### Exercise instructions
Can you copy all of the records below word for word, leaving the pictures out?

### Provided material
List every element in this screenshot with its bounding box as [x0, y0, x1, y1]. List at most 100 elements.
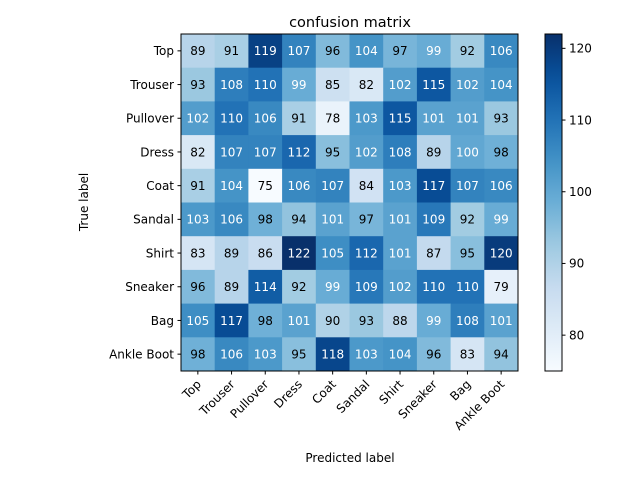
cell-value-label: 106 — [220, 213, 243, 227]
cell-value-label: 107 — [456, 179, 479, 193]
cell-value-label: 105 — [321, 246, 344, 260]
heatmap-cell — [349, 337, 384, 372]
x-tick-label: Shirt — [376, 377, 406, 407]
cell-value-label: 106 — [490, 44, 513, 58]
cell-value-label: 102 — [456, 78, 479, 92]
heatmap-cell — [248, 101, 283, 136]
cell-value-label: 99 — [426, 314, 441, 328]
heatmap-cell — [248, 168, 283, 203]
heatmap-cell — [349, 269, 384, 304]
heatmap-cell — [282, 101, 317, 136]
heatmap-cell — [450, 135, 485, 170]
cell-value-label: 98 — [190, 347, 205, 361]
cell-value-label: 91 — [291, 112, 306, 126]
heatmap-cell — [181, 34, 216, 69]
heatmap-cell — [383, 269, 418, 304]
y-axis-label: True label — [77, 173, 91, 232]
cell-value-label: 103 — [355, 112, 378, 126]
heatmap-cell — [450, 236, 485, 271]
heatmap-cell — [349, 202, 384, 237]
cell-value-label: 105 — [186, 314, 209, 328]
heatmap-cell — [484, 303, 519, 338]
colorbar-tick-label: 120 — [569, 42, 592, 56]
heatmap-cell — [484, 34, 519, 69]
y-tick-label: Top — [153, 44, 174, 58]
heatmap-cell — [248, 337, 283, 372]
cell-value-label: 114 — [254, 280, 277, 294]
cell-value-label: 103 — [254, 347, 277, 361]
heatmap-cell — [450, 337, 485, 372]
cell-value-label: 98 — [258, 314, 273, 328]
cell-value-label: 95 — [291, 347, 306, 361]
cell-value-label: 122 — [287, 246, 310, 260]
heatmap-cell — [181, 67, 216, 102]
heatmap-cell — [282, 168, 317, 203]
cell-value-label: 98 — [258, 213, 273, 227]
cell-value-label: 89 — [190, 44, 205, 58]
cell-value-label: 104 — [355, 44, 378, 58]
heatmap-cell — [248, 34, 283, 69]
heatmap-cell — [315, 34, 350, 69]
heatmap-cell — [383, 67, 418, 102]
heatmap-cell — [248, 67, 283, 102]
cell-value-label: 94 — [291, 213, 306, 227]
heatmap-cell — [416, 337, 451, 372]
heatmap-cell — [349, 236, 384, 271]
cell-value-label: 101 — [422, 112, 445, 126]
y-tick-label: Ankle Boot — [109, 347, 174, 361]
heatmap-cell — [383, 135, 418, 170]
heatmap-cell — [416, 236, 451, 271]
heatmap-cell — [181, 236, 216, 271]
cell-value-label: 109 — [355, 280, 378, 294]
y-tick-label: Bag — [151, 314, 174, 328]
heatmap-cell — [181, 269, 216, 304]
cell-value-label: 93 — [359, 314, 374, 328]
heatmap-cell — [450, 67, 485, 102]
cell-value-label: 110 — [220, 112, 243, 126]
cell-value-label: 95 — [325, 145, 340, 159]
cell-value-label: 106 — [254, 112, 277, 126]
cell-value-label: 101 — [389, 246, 412, 260]
colorbar-tick-label: 90 — [569, 257, 584, 271]
heatmap-cell — [282, 269, 317, 304]
cell-value-label: 115 — [422, 78, 445, 92]
heatmap-cell-labels: 89 91 119 107 96 104 97 99 92 106 93 108 110 99 85 82 10… — [186, 44, 512, 361]
colorbar-tick-label: 110 — [569, 113, 592, 127]
y-tick-label: Trouser — [129, 78, 174, 92]
heatmap-cell — [484, 236, 519, 271]
cell-value-label: 107 — [220, 145, 243, 159]
heatmap-cell — [450, 269, 485, 304]
cell-value-label: 106 — [490, 179, 513, 193]
cell-value-label: 97 — [392, 44, 407, 58]
heatmap-cell — [349, 34, 384, 69]
heatmap-cell — [248, 269, 283, 304]
cell-value-label: 115 — [389, 112, 412, 126]
cell-value-label: 110 — [422, 280, 445, 294]
cell-value-label: 117 — [220, 314, 243, 328]
y-tick-label: Dress — [140, 145, 174, 159]
cell-value-label: 82 — [359, 78, 374, 92]
cell-value-label: 82 — [190, 145, 205, 159]
heatmap-cell — [214, 236, 249, 271]
heatmap-cell — [214, 135, 249, 170]
cell-value-label: 101 — [389, 213, 412, 227]
x-axis-label: Predicted label — [305, 451, 394, 465]
cell-value-label: 96 — [325, 44, 340, 58]
heatmap-cell — [315, 269, 350, 304]
cell-value-label: 104 — [220, 179, 243, 193]
heatmap-cell — [181, 135, 216, 170]
chart-title: confusion matrix — [289, 15, 411, 31]
heatmap-cell — [349, 303, 384, 338]
heatmap-cell — [484, 269, 519, 304]
heatmap-cell — [214, 337, 249, 372]
heatmap-cell — [282, 67, 317, 102]
heatmap-cell — [349, 135, 384, 170]
heatmap-cell — [383, 168, 418, 203]
cell-value-label: 102 — [355, 145, 378, 159]
heatmap-cell — [416, 101, 451, 136]
heatmap-cell — [181, 168, 216, 203]
heatmap-cell — [484, 135, 519, 170]
heatmap-cell — [214, 303, 249, 338]
heatmap-cell — [484, 337, 519, 372]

### Reply to the exercise
List every element in this screenshot with its bounding box as [x0, y0, x1, y1]. List at most 100 elements.
cell-value-label: 106 — [220, 213, 243, 227]
cell-value-label: 107 — [456, 179, 479, 193]
cell-value-label: 105 — [321, 246, 344, 260]
heatmap-cell — [349, 337, 384, 372]
x-tick-label: Shirt — [376, 377, 406, 407]
cell-value-label: 106 — [490, 44, 513, 58]
cell-value-label: 102 — [456, 78, 479, 92]
heatmap-cell — [248, 101, 283, 136]
cell-value-label: 99 — [426, 314, 441, 328]
heatmap-cell — [248, 168, 283, 203]
heatmap-cell — [349, 269, 384, 304]
heatmap-cell — [282, 101, 317, 136]
heatmap-cell — [450, 135, 485, 170]
cell-value-label: 98 — [190, 347, 205, 361]
cell-value-label: 91 — [291, 112, 306, 126]
heatmap-cell — [181, 34, 216, 69]
heatmap-cell — [383, 269, 418, 304]
y-axis-label: True label — [77, 173, 91, 232]
cell-value-label: 103 — [355, 112, 378, 126]
heatmap-cell — [450, 236, 485, 271]
heatmap-cell — [349, 202, 384, 237]
cell-value-label: 105 — [186, 314, 209, 328]
heatmap-cell — [484, 303, 519, 338]
colorbar-tick-label: 120 — [569, 42, 592, 56]
heatmap-cell — [484, 34, 519, 69]
y-tick-label: Top — [153, 44, 174, 58]
heatmap-cell — [248, 337, 283, 372]
cell-value-label: 114 — [254, 280, 277, 294]
cell-value-label: 103 — [254, 347, 277, 361]
heatmap-cell — [450, 337, 485, 372]
cell-value-label: 98 — [258, 314, 273, 328]
cell-value-label: 95 — [291, 347, 306, 361]
cell-value-label: 122 — [287, 246, 310, 260]
heatmap-cell — [181, 67, 216, 102]
heatmap-cell — [282, 168, 317, 203]
cell-value-label: 98 — [258, 213, 273, 227]
cell-value-label: 89 — [190, 44, 205, 58]
cell-value-label: 104 — [355, 44, 378, 58]
heatmap-cell — [248, 34, 283, 69]
heatmap-cell — [315, 34, 350, 69]
heatmap-cell — [383, 67, 418, 102]
heatmap-cell — [248, 67, 283, 102]
cell-value-label: 94 — [291, 213, 306, 227]
heatmap-cell — [416, 337, 451, 372]
heatmap-cell — [349, 236, 384, 271]
cell-value-label: 101 — [422, 112, 445, 126]
y-tick-label: Ankle Boot — [109, 347, 174, 361]
heatmap-cell — [383, 135, 418, 170]
heatmap-cell — [416, 236, 451, 271]
heatmap-cell — [181, 236, 216, 271]
cell-value-label: 109 — [355, 280, 378, 294]
y-tick-label: Bag — [151, 314, 174, 328]
heatmap-cell — [181, 269, 216, 304]
cell-value-label: 93 — [359, 314, 374, 328]
heatmap-cell — [450, 67, 485, 102]
cell-value-label: 110 — [220, 112, 243, 126]
cell-value-label: 95 — [325, 145, 340, 159]
cell-value-label: 106 — [254, 112, 277, 126]
cell-value-label: 101 — [389, 246, 412, 260]
colorbar-tick-label: 90 — [569, 257, 584, 271]
heatmap-cell — [282, 269, 317, 304]
cell-value-label: 115 — [422, 78, 445, 92]
heatmap-cell-labels: 89 91 119 107 96 104 97 99 92 106 93 108 110 99 85 82 10… — [186, 44, 512, 361]
colorbar-tick-label: 110 — [569, 113, 592, 127]
y-tick-label: Trouser — [129, 78, 174, 92]
heatmap-cell — [484, 236, 519, 271]
cell-value-label: 107 — [220, 145, 243, 159]
heatmap-cell — [450, 269, 485, 304]
cell-value-label: 106 — [490, 179, 513, 193]
cell-value-label: 97 — [392, 44, 407, 58]
heatmap-cell — [349, 34, 384, 69]
heatmap-cell — [248, 269, 283, 304]
cell-value-label: 115 — [389, 112, 412, 126]
cell-value-label: 110 — [422, 280, 445, 294]
cell-value-label: 117 — [220, 314, 243, 328]
y-tick-label: Dress — [140, 145, 174, 159]
cell-value-label: 82 — [359, 78, 374, 92]
cell-value-label: 82 — [190, 145, 205, 159]
heatmap-cell — [214, 236, 249, 271]
heatmap-cell — [214, 135, 249, 170]
cell-value-label: 101 — [389, 213, 412, 227]
x-axis-label: Predicted label — [305, 451, 394, 465]
cell-value-label: 96 — [325, 44, 340, 58]
heatmap-cell — [315, 269, 350, 304]
cell-value-label: 104 — [220, 179, 243, 193]
heatmap-cell — [181, 135, 216, 170]
chart-title: confusion matrix — [289, 15, 411, 31]
heatmap-cell — [349, 303, 384, 338]
heatmap-cell — [484, 269, 519, 304]
heatmap-cell — [214, 337, 249, 372]
heatmap-cell — [282, 67, 317, 102]
heatmap-cell — [349, 135, 384, 170]
heatmap-cell — [383, 168, 418, 203]
cell-value-label: 102 — [355, 145, 378, 159]
heatmap-cell — [416, 101, 451, 136]
heatmap-cell — [181, 168, 216, 203]
heatmap-cell — [484, 135, 519, 170]
heatmap-cell — [214, 303, 249, 338]
heatmap-cell — [484, 337, 519, 372]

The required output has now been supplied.